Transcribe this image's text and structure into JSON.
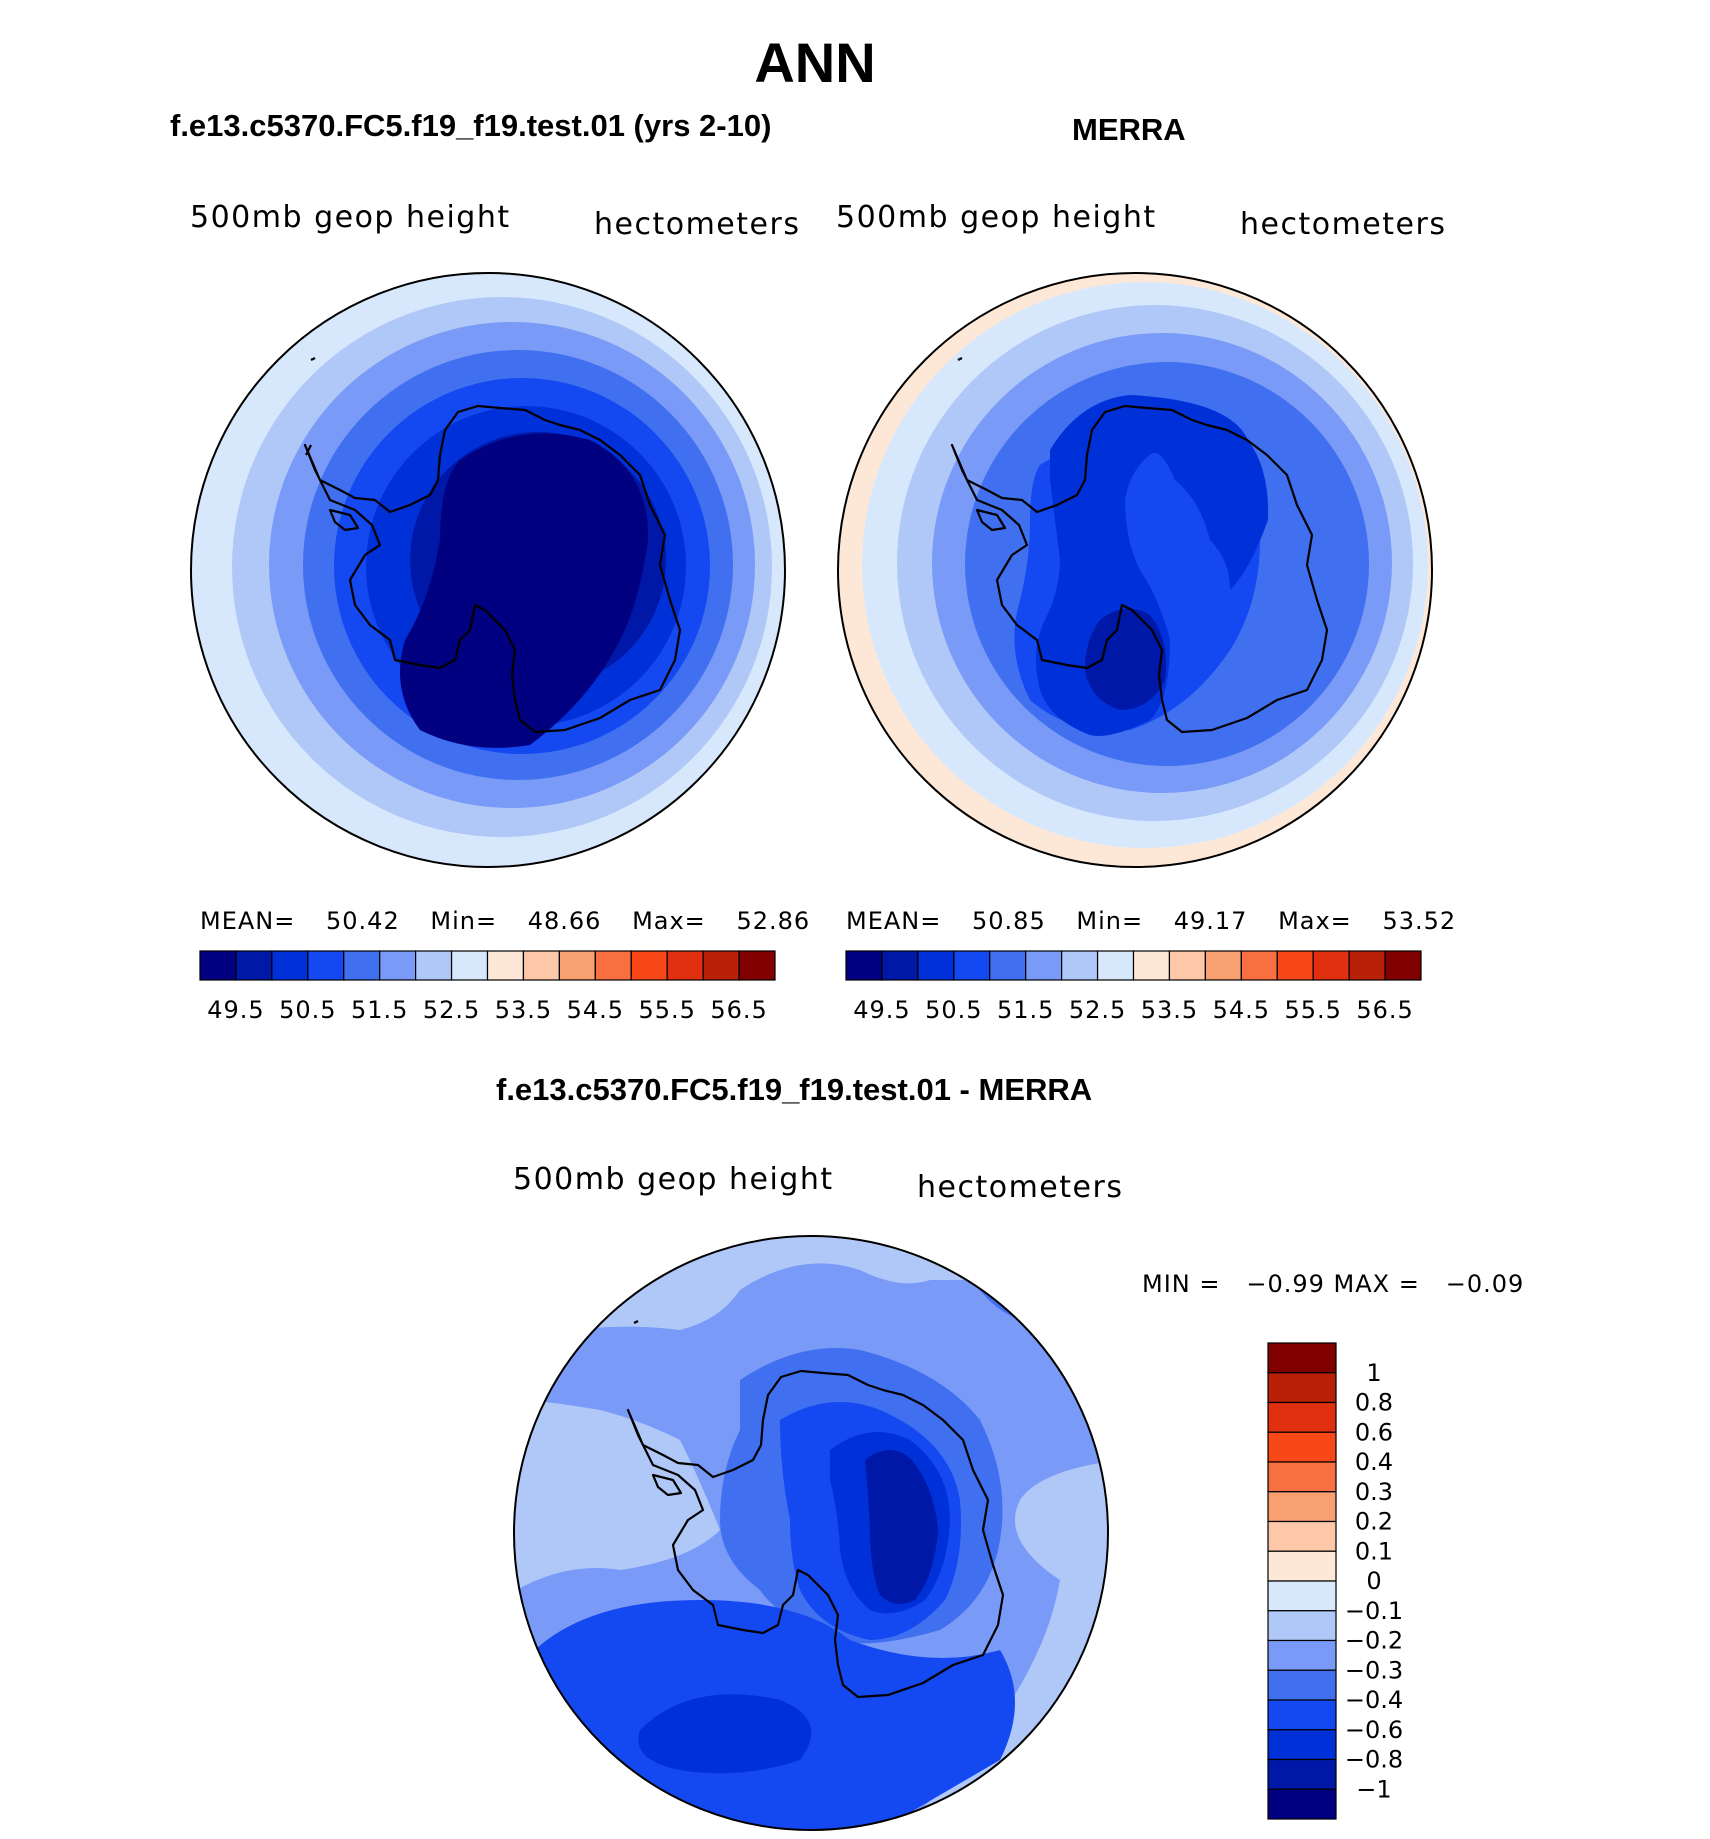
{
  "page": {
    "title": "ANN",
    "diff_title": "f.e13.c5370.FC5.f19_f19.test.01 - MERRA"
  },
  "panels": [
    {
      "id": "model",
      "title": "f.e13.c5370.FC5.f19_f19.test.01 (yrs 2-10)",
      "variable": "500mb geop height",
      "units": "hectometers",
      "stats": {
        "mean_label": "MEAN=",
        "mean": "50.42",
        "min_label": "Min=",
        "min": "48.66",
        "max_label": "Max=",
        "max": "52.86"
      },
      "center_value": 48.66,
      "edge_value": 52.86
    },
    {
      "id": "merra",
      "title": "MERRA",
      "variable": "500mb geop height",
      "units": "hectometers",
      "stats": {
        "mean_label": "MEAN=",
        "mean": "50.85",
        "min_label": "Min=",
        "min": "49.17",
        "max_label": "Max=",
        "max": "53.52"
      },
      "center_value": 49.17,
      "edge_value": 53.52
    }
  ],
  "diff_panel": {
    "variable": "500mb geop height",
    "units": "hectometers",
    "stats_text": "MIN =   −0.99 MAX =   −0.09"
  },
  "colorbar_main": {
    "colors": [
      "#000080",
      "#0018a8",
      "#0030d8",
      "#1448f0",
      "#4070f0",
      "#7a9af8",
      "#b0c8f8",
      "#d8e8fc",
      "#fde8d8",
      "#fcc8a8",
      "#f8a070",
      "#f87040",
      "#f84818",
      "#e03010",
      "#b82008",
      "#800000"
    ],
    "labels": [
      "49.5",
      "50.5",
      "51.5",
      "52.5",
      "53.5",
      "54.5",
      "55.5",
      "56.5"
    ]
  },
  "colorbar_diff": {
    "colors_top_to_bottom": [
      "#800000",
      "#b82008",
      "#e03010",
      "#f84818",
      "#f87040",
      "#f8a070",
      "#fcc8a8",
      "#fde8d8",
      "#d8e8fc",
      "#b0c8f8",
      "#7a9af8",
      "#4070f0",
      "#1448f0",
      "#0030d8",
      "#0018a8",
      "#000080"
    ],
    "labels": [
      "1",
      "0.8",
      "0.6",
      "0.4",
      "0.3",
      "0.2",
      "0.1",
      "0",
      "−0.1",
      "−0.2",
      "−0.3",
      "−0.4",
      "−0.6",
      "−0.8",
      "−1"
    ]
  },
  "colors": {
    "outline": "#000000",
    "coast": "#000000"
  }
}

---

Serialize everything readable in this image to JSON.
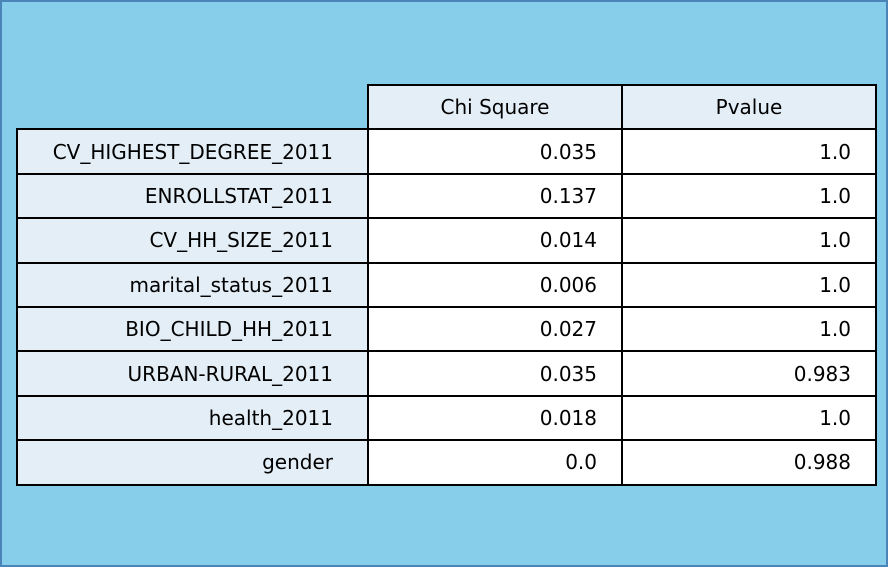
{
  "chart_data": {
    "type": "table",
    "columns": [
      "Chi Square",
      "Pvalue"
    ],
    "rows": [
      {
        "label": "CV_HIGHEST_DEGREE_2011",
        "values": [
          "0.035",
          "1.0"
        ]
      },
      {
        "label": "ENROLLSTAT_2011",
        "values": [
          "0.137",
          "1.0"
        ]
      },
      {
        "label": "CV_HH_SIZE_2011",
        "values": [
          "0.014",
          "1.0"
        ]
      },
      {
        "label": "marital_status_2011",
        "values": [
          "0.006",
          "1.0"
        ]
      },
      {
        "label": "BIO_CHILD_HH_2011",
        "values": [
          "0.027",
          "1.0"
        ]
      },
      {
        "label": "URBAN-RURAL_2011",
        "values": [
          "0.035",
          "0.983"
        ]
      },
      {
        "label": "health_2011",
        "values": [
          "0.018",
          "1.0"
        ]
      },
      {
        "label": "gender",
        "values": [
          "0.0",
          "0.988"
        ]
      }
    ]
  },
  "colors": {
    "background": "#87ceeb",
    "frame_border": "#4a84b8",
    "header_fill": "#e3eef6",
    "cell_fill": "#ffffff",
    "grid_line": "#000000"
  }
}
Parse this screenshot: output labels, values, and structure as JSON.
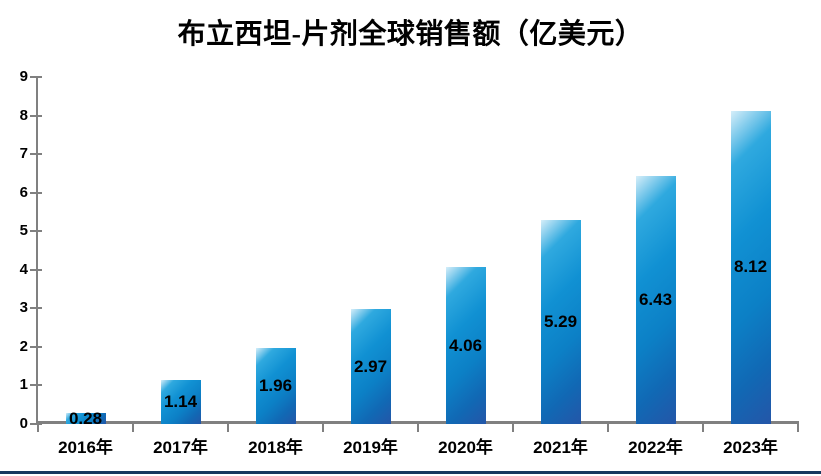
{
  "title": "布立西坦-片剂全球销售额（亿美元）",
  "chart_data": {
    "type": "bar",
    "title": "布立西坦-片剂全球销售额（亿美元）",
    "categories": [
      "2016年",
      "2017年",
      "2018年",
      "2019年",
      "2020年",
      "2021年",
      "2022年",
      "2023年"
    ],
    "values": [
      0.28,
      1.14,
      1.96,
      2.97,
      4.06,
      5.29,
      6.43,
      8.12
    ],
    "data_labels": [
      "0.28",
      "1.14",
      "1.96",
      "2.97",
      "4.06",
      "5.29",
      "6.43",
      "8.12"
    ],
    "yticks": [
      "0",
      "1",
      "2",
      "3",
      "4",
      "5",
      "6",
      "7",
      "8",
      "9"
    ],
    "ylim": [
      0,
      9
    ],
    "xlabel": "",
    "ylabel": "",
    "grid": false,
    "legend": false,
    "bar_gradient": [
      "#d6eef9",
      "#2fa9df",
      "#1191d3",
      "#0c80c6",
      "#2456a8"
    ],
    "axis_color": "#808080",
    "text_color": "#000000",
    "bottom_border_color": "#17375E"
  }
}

...

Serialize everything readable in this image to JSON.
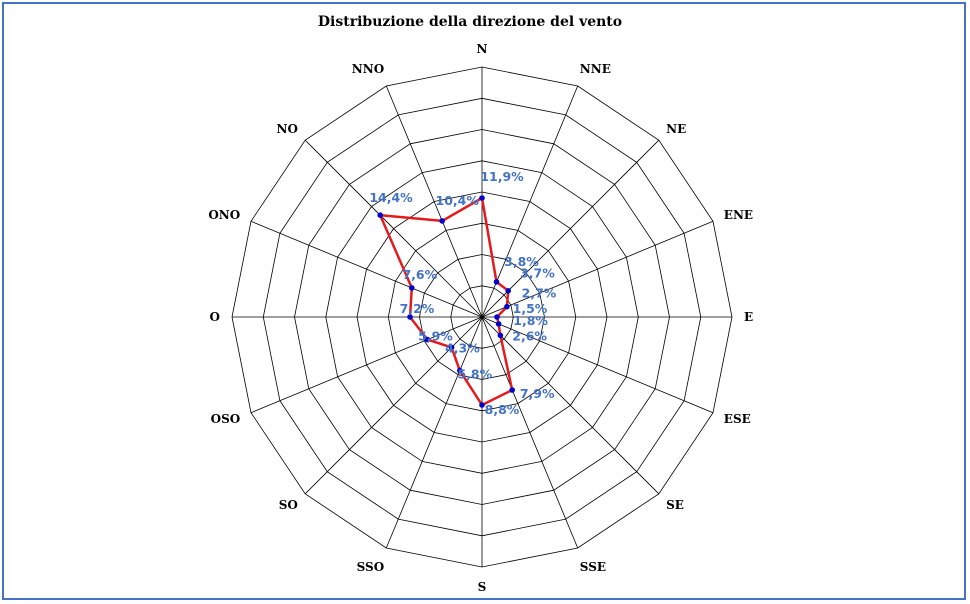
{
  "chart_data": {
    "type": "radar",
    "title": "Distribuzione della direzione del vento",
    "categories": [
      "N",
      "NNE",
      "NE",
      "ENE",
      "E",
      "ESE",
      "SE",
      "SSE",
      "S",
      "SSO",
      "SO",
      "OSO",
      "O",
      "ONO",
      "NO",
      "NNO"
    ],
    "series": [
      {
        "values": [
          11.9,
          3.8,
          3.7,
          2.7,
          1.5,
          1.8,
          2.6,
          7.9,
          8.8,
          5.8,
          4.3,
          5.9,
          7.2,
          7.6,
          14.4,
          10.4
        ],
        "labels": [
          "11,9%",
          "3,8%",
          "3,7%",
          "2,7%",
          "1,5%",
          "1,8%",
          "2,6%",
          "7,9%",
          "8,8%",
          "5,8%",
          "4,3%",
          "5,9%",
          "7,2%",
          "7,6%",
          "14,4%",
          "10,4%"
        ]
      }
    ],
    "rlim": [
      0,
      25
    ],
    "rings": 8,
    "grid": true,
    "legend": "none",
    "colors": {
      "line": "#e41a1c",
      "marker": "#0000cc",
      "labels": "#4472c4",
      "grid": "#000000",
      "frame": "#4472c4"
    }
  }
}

**Exercise instructions**
Show the lines that mention the word "片剂全球销售额".

**Finished exercise**
  "title": "布立西坦-片剂全球销售额（亿美元）",
    "title": "布立西坦-片剂全球销售额（亿美元）",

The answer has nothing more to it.